*Exercise input*.
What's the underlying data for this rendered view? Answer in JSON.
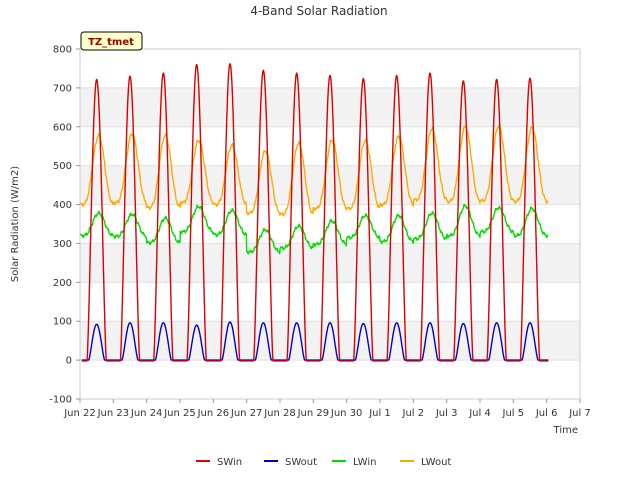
{
  "chart_data": {
    "type": "line",
    "title": "4-Band Solar Radiation",
    "xlabel": "Time",
    "ylabel": "Solar Radiation (W/m2)",
    "ylim": [
      -100,
      800
    ],
    "yticks": [
      -100,
      0,
      100,
      200,
      300,
      400,
      500,
      600,
      700,
      800
    ],
    "xlim_days": [
      0,
      15
    ],
    "xticks": [
      {
        "day": 0,
        "label": "Jun 22"
      },
      {
        "day": 1,
        "label": "Jun 23"
      },
      {
        "day": 2,
        "label": "Jun 24"
      },
      {
        "day": 3,
        "label": "Jun 25"
      },
      {
        "day": 4,
        "label": "Jun 26"
      },
      {
        "day": 5,
        "label": "Jun 27"
      },
      {
        "day": 6,
        "label": "Jun 28"
      },
      {
        "day": 7,
        "label": "Jun 29"
      },
      {
        "day": 8,
        "label": "Jun 30"
      },
      {
        "day": 9,
        "label": "Jul 1"
      },
      {
        "day": 10,
        "label": "Jul 2"
      },
      {
        "day": 11,
        "label": "Jul 3"
      },
      {
        "day": 12,
        "label": "Jul 4"
      },
      {
        "day": 13,
        "label": "Jul 5"
      },
      {
        "day": 14,
        "label": "Jul 6"
      },
      {
        "day": 15,
        "label": "Jul 7"
      }
    ],
    "grid": true,
    "legend_position": "bottom",
    "annotation": "TZ_tmet",
    "series": [
      {
        "name": "SWin",
        "color": "#dd0000",
        "daily_peak": [
          722,
          730,
          738,
          760,
          762,
          745,
          738,
          732,
          724,
          732,
          738,
          718,
          722,
          725
        ],
        "night": -2
      },
      {
        "name": "SWout",
        "color": "#0000cc",
        "daily_peak": [
          92,
          96,
          96,
          90,
          98,
          96,
          96,
          96,
          94,
          96,
          96,
          94,
          96,
          96
        ],
        "night": 0
      },
      {
        "name": "LWin",
        "color": "#00dd00",
        "daily_peak": [
          378,
          375,
          365,
          395,
          385,
          335,
          345,
          358,
          372,
          372,
          378,
          397,
          392,
          390
        ],
        "daily_min": [
          320,
          318,
          302,
          330,
          322,
          278,
          288,
          298,
          315,
          305,
          312,
          320,
          330,
          320
        ]
      },
      {
        "name": "LWout",
        "color": "#ffaa00",
        "daily_peak": [
          578,
          582,
          578,
          565,
          552,
          538,
          558,
          565,
          565,
          575,
          595,
          600,
          602,
          598
        ],
        "daily_min": [
          400,
          405,
          392,
          405,
          400,
          378,
          375,
          390,
          390,
          400,
          412,
          408,
          410,
          408
        ]
      }
    ]
  }
}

*Objective*. Copy the whole of the material above exactly, but not its images.

*Solved problem*.
What's the underlying data for this rendered view? Answer in JSON.
{
  "chart_data": {
    "type": "line",
    "title": "4-Band Solar Radiation",
    "xlabel": "Time",
    "ylabel": "Solar Radiation (W/m2)",
    "ylim": [
      -100,
      800
    ],
    "yticks": [
      -100,
      0,
      100,
      200,
      300,
      400,
      500,
      600,
      700,
      800
    ],
    "xlim_days": [
      0,
      15
    ],
    "xticks": [
      {
        "day": 0,
        "label": "Jun 22"
      },
      {
        "day": 1,
        "label": "Jun 23"
      },
      {
        "day": 2,
        "label": "Jun 24"
      },
      {
        "day": 3,
        "label": "Jun 25"
      },
      {
        "day": 4,
        "label": "Jun 26"
      },
      {
        "day": 5,
        "label": "Jun 27"
      },
      {
        "day": 6,
        "label": "Jun 28"
      },
      {
        "day": 7,
        "label": "Jun 29"
      },
      {
        "day": 8,
        "label": "Jun 30"
      },
      {
        "day": 9,
        "label": "Jul 1"
      },
      {
        "day": 10,
        "label": "Jul 2"
      },
      {
        "day": 11,
        "label": "Jul 3"
      },
      {
        "day": 12,
        "label": "Jul 4"
      },
      {
        "day": 13,
        "label": "Jul 5"
      },
      {
        "day": 14,
        "label": "Jul 6"
      },
      {
        "day": 15,
        "label": "Jul 7"
      }
    ],
    "grid": true,
    "legend_position": "bottom",
    "annotation": "TZ_tmet",
    "series": [
      {
        "name": "SWin",
        "color": "#dd0000",
        "daily_peak": [
          722,
          730,
          738,
          760,
          762,
          745,
          738,
          732,
          724,
          732,
          738,
          718,
          722,
          725
        ],
        "night": -2
      },
      {
        "name": "SWout",
        "color": "#0000cc",
        "daily_peak": [
          92,
          96,
          96,
          90,
          98,
          96,
          96,
          96,
          94,
          96,
          96,
          94,
          96,
          96
        ],
        "night": 0
      },
      {
        "name": "LWin",
        "color": "#00dd00",
        "daily_peak": [
          378,
          375,
          365,
          395,
          385,
          335,
          345,
          358,
          372,
          372,
          378,
          397,
          392,
          390
        ],
        "daily_min": [
          320,
          318,
          302,
          330,
          322,
          278,
          288,
          298,
          315,
          305,
          312,
          320,
          330,
          320
        ]
      },
      {
        "name": "LWout",
        "color": "#ffaa00",
        "daily_peak": [
          578,
          582,
          578,
          565,
          552,
          538,
          558,
          565,
          565,
          575,
          595,
          600,
          602,
          598
        ],
        "daily_min": [
          400,
          405,
          392,
          405,
          400,
          378,
          375,
          390,
          390,
          400,
          412,
          408,
          410,
          408
        ]
      }
    ]
  }
}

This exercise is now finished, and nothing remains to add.